▶ **Records to use**:
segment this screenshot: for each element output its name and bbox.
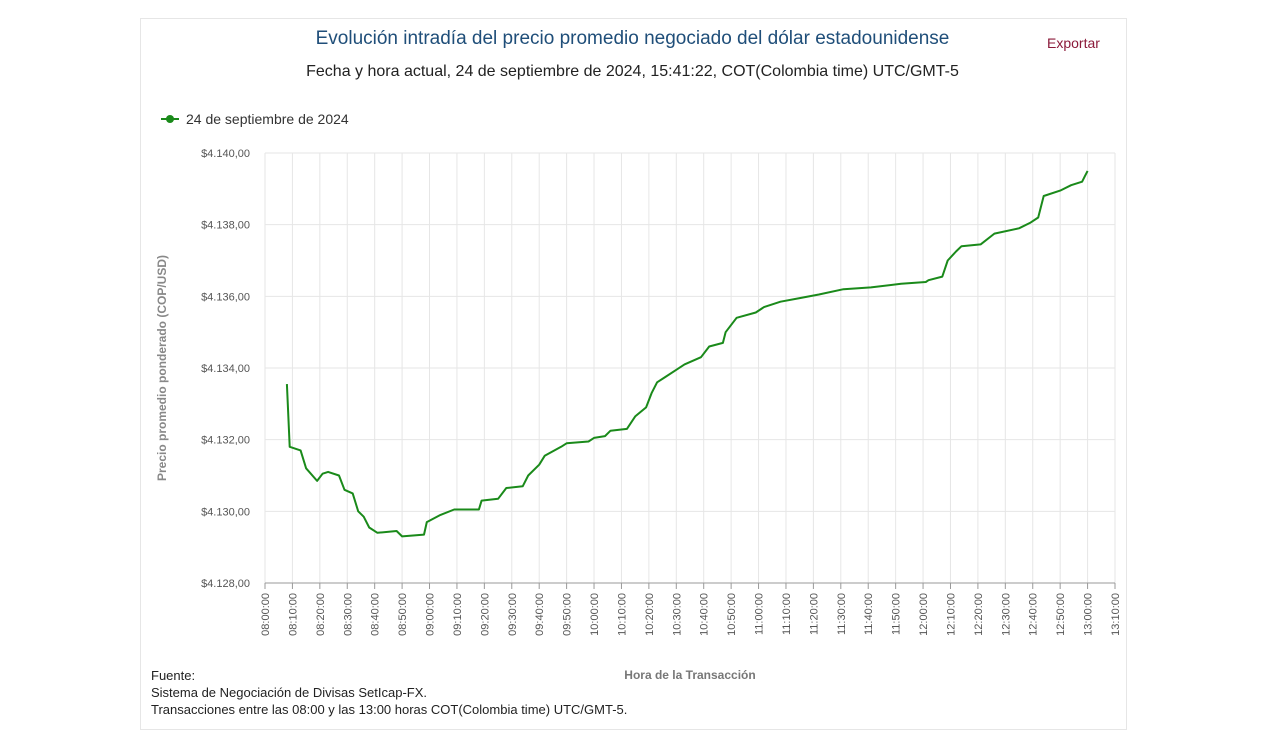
x-tick-label: 11:30:00 [836, 593, 848, 635]
x-tick-label: 08:50:00 [397, 593, 409, 636]
source-line-1: Sistema de Negociación de Divisas SetIca… [151, 685, 428, 700]
legend-label: 24 de septiembre de 2024 [186, 111, 349, 127]
x-tick-label: 10:20:00 [644, 593, 656, 636]
x-tick-label: 10:00:00 [589, 593, 601, 636]
x-tick-label: 09:10:00 [452, 593, 464, 636]
x-tick-label: 12:00:00 [918, 593, 930, 636]
x-tick-label: 08:40:00 [370, 593, 382, 636]
x-tick-label: 10:30:00 [671, 593, 683, 636]
export-button[interactable]: Exportar [1047, 35, 1100, 51]
chart-subtitle: Fecha y hora actual, 24 de septiembre de… [306, 63, 959, 80]
series-line [285, 170, 1089, 538]
x-tick-label: 08:10:00 [287, 593, 299, 636]
x-tick-label: 13:00:00 [1083, 593, 1095, 636]
chart-title: Evolución intradía del precio promedio n… [315, 28, 950, 49]
legend-item[interactable]: 24 de septiembre de 2024 [160, 111, 349, 127]
x-tick-label: 08:00:00 [260, 593, 272, 636]
x-tick-label: 12:50:00 [1055, 593, 1067, 636]
x-tick-label: 12:10:00 [945, 593, 957, 636]
x-tick-label: 11:00:00 [754, 593, 766, 635]
y-tick-label: $4.136,00 [201, 291, 250, 303]
x-tick-label: 11:50:00 [891, 593, 903, 635]
x-tick-label: 10:40:00 [699, 593, 711, 636]
x-tick-label: 11:20:00 [808, 593, 820, 635]
x-tick-label: 09:40:00 [534, 593, 546, 636]
x-axis-label: Hora de la Transacción [624, 668, 756, 682]
x-tick-label: 12:20:00 [973, 593, 985, 636]
x-tick-label: 09:20:00 [479, 593, 491, 636]
x-tick-label: 13:10:00 [1110, 593, 1122, 636]
source-note: Fuente: Sistema de Negociación de Divisa… [151, 667, 627, 718]
y-tick-label: $4.134,00 [201, 363, 250, 375]
x-tick-label: 10:50:00 [726, 593, 738, 636]
y-tick-label: $4.132,00 [201, 435, 250, 447]
x-tick-label: 11:10:00 [781, 593, 793, 635]
y-tick-label: $4.128,00 [201, 578, 250, 590]
source-label: Fuente: [151, 668, 196, 683]
x-tick-label: 11:40:00 [863, 593, 875, 635]
x-tick-label: 08:30:00 [342, 593, 354, 636]
x-tick-label: 10:10:00 [616, 593, 628, 636]
x-tick-label: 09:50:00 [562, 593, 574, 636]
x-tick-label: 12:40:00 [1028, 593, 1040, 636]
y-tick-label: $4.140,00 [201, 148, 250, 160]
x-tick-label: 09:30:00 [507, 593, 519, 636]
y-tick-label: $4.138,00 [201, 220, 250, 232]
legend-marker-icon [161, 115, 179, 123]
y-tick-label: $4.130,00 [201, 506, 250, 518]
source-line-2: Transacciones entre las 08:00 y las 13:0… [151, 702, 628, 717]
x-tick-label: 09:00:00 [425, 593, 437, 636]
x-tick-label: 08:20:00 [315, 593, 327, 636]
x-tick-label: 12:30:00 [1000, 593, 1012, 636]
chart-panel [140, 18, 1127, 730]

▶ **What is being asked**: Copy the records above line for line, without changing anything, and leave out the pictures.

▶ **Exercise response**:
segment this screenshot: for each element output its name and bbox.
x-tick-label: 11:30:00 [836, 593, 848, 635]
x-tick-label: 08:50:00 [397, 593, 409, 636]
source-line-1: Sistema de Negociación de Divisas SetIca… [151, 685, 428, 700]
legend-label: 24 de septiembre de 2024 [186, 111, 349, 127]
x-tick-label: 10:20:00 [644, 593, 656, 636]
x-tick-label: 10:00:00 [589, 593, 601, 636]
x-tick-label: 09:10:00 [452, 593, 464, 636]
x-tick-label: 12:00:00 [918, 593, 930, 636]
x-tick-label: 08:40:00 [370, 593, 382, 636]
x-tick-label: 10:30:00 [671, 593, 683, 636]
export-button[interactable]: Exportar [1047, 35, 1100, 51]
chart-subtitle: Fecha y hora actual, 24 de septiembre de… [306, 63, 959, 80]
series-line [285, 170, 1089, 538]
x-tick-label: 08:10:00 [287, 593, 299, 636]
x-tick-label: 13:00:00 [1083, 593, 1095, 636]
chart-title: Evolución intradía del precio promedio n… [315, 28, 950, 49]
legend-item[interactable]: 24 de septiembre de 2024 [160, 111, 349, 127]
x-tick-label: 08:00:00 [260, 593, 272, 636]
x-tick-label: 12:50:00 [1055, 593, 1067, 636]
x-tick-label: 12:10:00 [945, 593, 957, 636]
x-tick-label: 11:00:00 [754, 593, 766, 635]
y-tick-label: $4.136,00 [201, 291, 250, 303]
x-tick-label: 11:50:00 [891, 593, 903, 635]
x-tick-label: 10:40:00 [699, 593, 711, 636]
x-tick-label: 11:20:00 [808, 593, 820, 635]
x-tick-label: 09:40:00 [534, 593, 546, 636]
x-axis-label: Hora de la Transacción [624, 668, 756, 682]
x-tick-label: 12:20:00 [973, 593, 985, 636]
x-tick-label: 09:20:00 [479, 593, 491, 636]
x-tick-label: 13:10:00 [1110, 593, 1122, 636]
source-note: Fuente: Sistema de Negociación de Divisa… [151, 667, 627, 718]
y-tick-label: $4.134,00 [201, 363, 250, 375]
x-tick-label: 10:50:00 [726, 593, 738, 636]
y-tick-label: $4.132,00 [201, 435, 250, 447]
x-tick-label: 11:10:00 [781, 593, 793, 635]
y-tick-label: $4.128,00 [201, 578, 250, 590]
source-label: Fuente: [151, 668, 196, 683]
x-tick-label: 11:40:00 [863, 593, 875, 635]
x-tick-label: 08:30:00 [342, 593, 354, 636]
x-tick-label: 10:10:00 [616, 593, 628, 636]
x-tick-label: 09:50:00 [562, 593, 574, 636]
x-tick-label: 12:40:00 [1028, 593, 1040, 636]
y-tick-label: $4.140,00 [201, 148, 250, 160]
x-tick-label: 09:30:00 [507, 593, 519, 636]
y-tick-label: $4.138,00 [201, 220, 250, 232]
legend-marker-icon [161, 115, 179, 123]
y-tick-label: $4.130,00 [201, 506, 250, 518]
source-line-2: Transacciones entre las 08:00 y las 13:0… [151, 702, 628, 717]
x-tick-label: 09:00:00 [425, 593, 437, 636]
x-tick-label: 08:20:00 [315, 593, 327, 636]
x-tick-label: 12:30:00 [1000, 593, 1012, 636]
chart-panel [140, 18, 1127, 730]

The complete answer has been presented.